*Stated exercise:* Could you output each line of the data that follows exactly?

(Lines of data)
====

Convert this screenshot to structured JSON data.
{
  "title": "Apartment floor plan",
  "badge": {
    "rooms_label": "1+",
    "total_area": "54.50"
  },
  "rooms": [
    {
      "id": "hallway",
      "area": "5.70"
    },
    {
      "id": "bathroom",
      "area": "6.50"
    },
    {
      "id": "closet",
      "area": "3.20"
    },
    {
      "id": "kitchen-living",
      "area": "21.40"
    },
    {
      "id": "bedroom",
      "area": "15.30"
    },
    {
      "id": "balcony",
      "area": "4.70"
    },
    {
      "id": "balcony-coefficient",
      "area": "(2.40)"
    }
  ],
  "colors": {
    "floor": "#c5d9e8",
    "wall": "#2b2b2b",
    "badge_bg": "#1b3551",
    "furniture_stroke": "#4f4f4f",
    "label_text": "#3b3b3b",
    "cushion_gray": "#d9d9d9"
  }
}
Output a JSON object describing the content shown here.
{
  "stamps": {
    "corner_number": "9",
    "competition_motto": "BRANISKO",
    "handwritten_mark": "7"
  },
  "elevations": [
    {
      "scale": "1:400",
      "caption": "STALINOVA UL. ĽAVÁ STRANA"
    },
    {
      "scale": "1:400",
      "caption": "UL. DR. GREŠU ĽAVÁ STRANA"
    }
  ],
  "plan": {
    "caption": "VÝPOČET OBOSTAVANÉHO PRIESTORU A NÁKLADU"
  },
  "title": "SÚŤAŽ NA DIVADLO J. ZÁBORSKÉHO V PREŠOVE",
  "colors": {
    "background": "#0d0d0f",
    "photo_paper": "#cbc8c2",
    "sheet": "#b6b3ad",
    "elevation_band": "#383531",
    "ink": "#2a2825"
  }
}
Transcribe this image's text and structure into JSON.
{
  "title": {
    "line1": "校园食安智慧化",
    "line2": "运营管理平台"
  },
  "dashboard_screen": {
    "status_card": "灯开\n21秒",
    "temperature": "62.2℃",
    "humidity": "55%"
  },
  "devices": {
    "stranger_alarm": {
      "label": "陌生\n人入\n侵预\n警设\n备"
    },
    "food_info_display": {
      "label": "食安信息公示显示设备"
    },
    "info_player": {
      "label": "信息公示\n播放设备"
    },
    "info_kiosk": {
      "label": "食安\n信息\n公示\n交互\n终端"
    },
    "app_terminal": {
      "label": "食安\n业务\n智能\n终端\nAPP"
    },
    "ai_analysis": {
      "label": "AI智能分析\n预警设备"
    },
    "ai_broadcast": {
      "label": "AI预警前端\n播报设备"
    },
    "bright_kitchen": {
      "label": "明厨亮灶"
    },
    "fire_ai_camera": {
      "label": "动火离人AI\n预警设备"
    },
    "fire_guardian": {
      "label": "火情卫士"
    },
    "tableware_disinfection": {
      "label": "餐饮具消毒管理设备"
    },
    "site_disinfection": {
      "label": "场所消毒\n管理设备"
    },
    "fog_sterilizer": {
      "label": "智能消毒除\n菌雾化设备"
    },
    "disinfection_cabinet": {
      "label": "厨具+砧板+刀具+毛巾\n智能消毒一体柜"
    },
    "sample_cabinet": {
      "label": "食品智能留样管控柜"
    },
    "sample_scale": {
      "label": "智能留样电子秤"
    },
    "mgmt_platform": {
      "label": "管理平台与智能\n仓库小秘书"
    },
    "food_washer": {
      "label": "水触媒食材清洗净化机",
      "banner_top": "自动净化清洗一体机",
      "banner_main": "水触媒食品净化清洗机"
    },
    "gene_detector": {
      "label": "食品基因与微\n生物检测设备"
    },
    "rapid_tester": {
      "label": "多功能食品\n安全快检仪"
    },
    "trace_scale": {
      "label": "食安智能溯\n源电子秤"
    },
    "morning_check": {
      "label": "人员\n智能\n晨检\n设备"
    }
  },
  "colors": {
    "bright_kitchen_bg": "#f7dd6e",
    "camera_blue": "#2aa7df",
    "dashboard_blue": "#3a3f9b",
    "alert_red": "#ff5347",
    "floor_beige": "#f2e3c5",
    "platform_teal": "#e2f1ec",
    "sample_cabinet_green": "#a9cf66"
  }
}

====

*Output below:*
Convert this screenshot to structured JSON data.
{
  "title": "Apartment floor plan",
  "badge": {
    "rooms_label": "1+",
    "total_area": "54.50"
  },
  "rooms": [
    {
      "id": "hallway",
      "area": "5.70"
    },
    {
      "id": "bathroom",
      "area": "6.50"
    },
    {
      "id": "closet",
      "area": "3.20"
    },
    {
      "id": "kitchen-living",
      "area": "21.40"
    },
    {
      "id": "bedroom",
      "area": "15.30"
    },
    {
      "id": "balcony",
      "area": "4.70"
    },
    {
      "id": "balcony-coefficient",
      "area": "(2.40)"
    }
  ],
  "colors": {
    "floor": "#c5d9e8",
    "wall": "#2b2b2b",
    "badge_bg": "#1b3551",
    "furniture_stroke": "#4f4f4f",
    "label_text": "#3b3b3b",
    "cushion_gray": "#d9d9d9"
  }
}
Output a JSON object describing the content shown here.
{
  "stamps": {
    "corner_number": "9",
    "competition_motto": "BRANISKO",
    "handwritten_mark": "7"
  },
  "elevations": [
    {
      "scale": "1:400",
      "caption": "STALINOVA UL. ĽAVÁ STRANA"
    },
    {
      "scale": "1:400",
      "caption": "UL. DR. GREŠU ĽAVÁ STRANA"
    }
  ],
  "plan": {
    "caption": "VÝPOČET OBOSTAVANÉHO PRIESTORU A NÁKLADU"
  },
  "title": "SÚŤAŽ NA DIVADLO J. ZÁBORSKÉHO V PREŠOVE",
  "colors": {
    "background": "#0d0d0f",
    "photo_paper": "#cbc8c2",
    "sheet": "#b6b3ad",
    "elevation_band": "#383531",
    "ink": "#2a2825"
  }
}
Transcribe this image's text and structure into JSON.
{
  "title": {
    "line1": "校园食安智慧化",
    "line2": "运营管理平台"
  },
  "dashboard_screen": {
    "status_card": "灯开\n21秒",
    "temperature": "62.2℃",
    "humidity": "55%"
  },
  "devices": {
    "stranger_alarm": {
      "label": "陌生\n人入\n侵预\n警设\n备"
    },
    "food_info_display": {
      "label": "食安信息公示显示设备"
    },
    "info_player": {
      "label": "信息公示\n播放设备"
    },
    "info_kiosk": {
      "label": "食安\n信息\n公示\n交互\n终端"
    },
    "app_terminal": {
      "label": "食安\n业务\n智能\n终端\nAPP"
    },
    "ai_analysis": {
      "label": "AI智能分析\n预警设备"
    },
    "ai_broadcast": {
      "label": "AI预警前端\n播报设备"
    },
    "bright_kitchen": {
      "label": "明厨亮灶"
    },
    "fire_ai_camera": {
      "label": "动火离人AI\n预警设备"
    },
    "fire_guardian": {
      "label": "火情卫士"
    },
    "tableware_disinfection": {
      "label": "餐饮具消毒管理设备"
    },
    "site_disinfection": {
      "label": "场所消毒\n管理设备"
    },
    "fog_sterilizer": {
      "label": "智能消毒除\n菌雾化设备"
    },
    "disinfection_cabinet": {
      "label": "厨具+砧板+刀具+毛巾\n智能消毒一体柜"
    },
    "sample_cabinet": {
      "label": "食品智能留样管控柜"
    },
    "sample_scale": {
      "label": "智能留样电子秤"
    },
    "mgmt_platform": {
      "label": "管理平台与智能\n仓库小秘书"
    },
    "food_washer": {
      "label": "水触媒食材清洗净化机",
      "banner_top": "自动净化清洗一体机",
      "banner_main": "水触媒食品净化清洗机"
    },
    "gene_detector": {
      "label": "食品基因与微\n生物检测设备"
    },
    "rapid_tester": {
      "label": "多功能食品\n安全快检仪"
    },
    "trace_scale": {
      "label": "食安智能溯\n源电子秤"
    },
    "morning_check": {
      "label": "人员\n智能\n晨检\n设备"
    }
  },
  "colors": {
    "bright_kitchen_bg": "#f7dd6e",
    "camera_blue": "#2aa7df",
    "dashboard_blue": "#3a3f9b",
    "alert_red": "#ff5347",
    "floor_beige": "#f2e3c5",
    "platform_teal": "#e2f1ec",
    "sample_cabinet_green": "#a9cf66"
  }
}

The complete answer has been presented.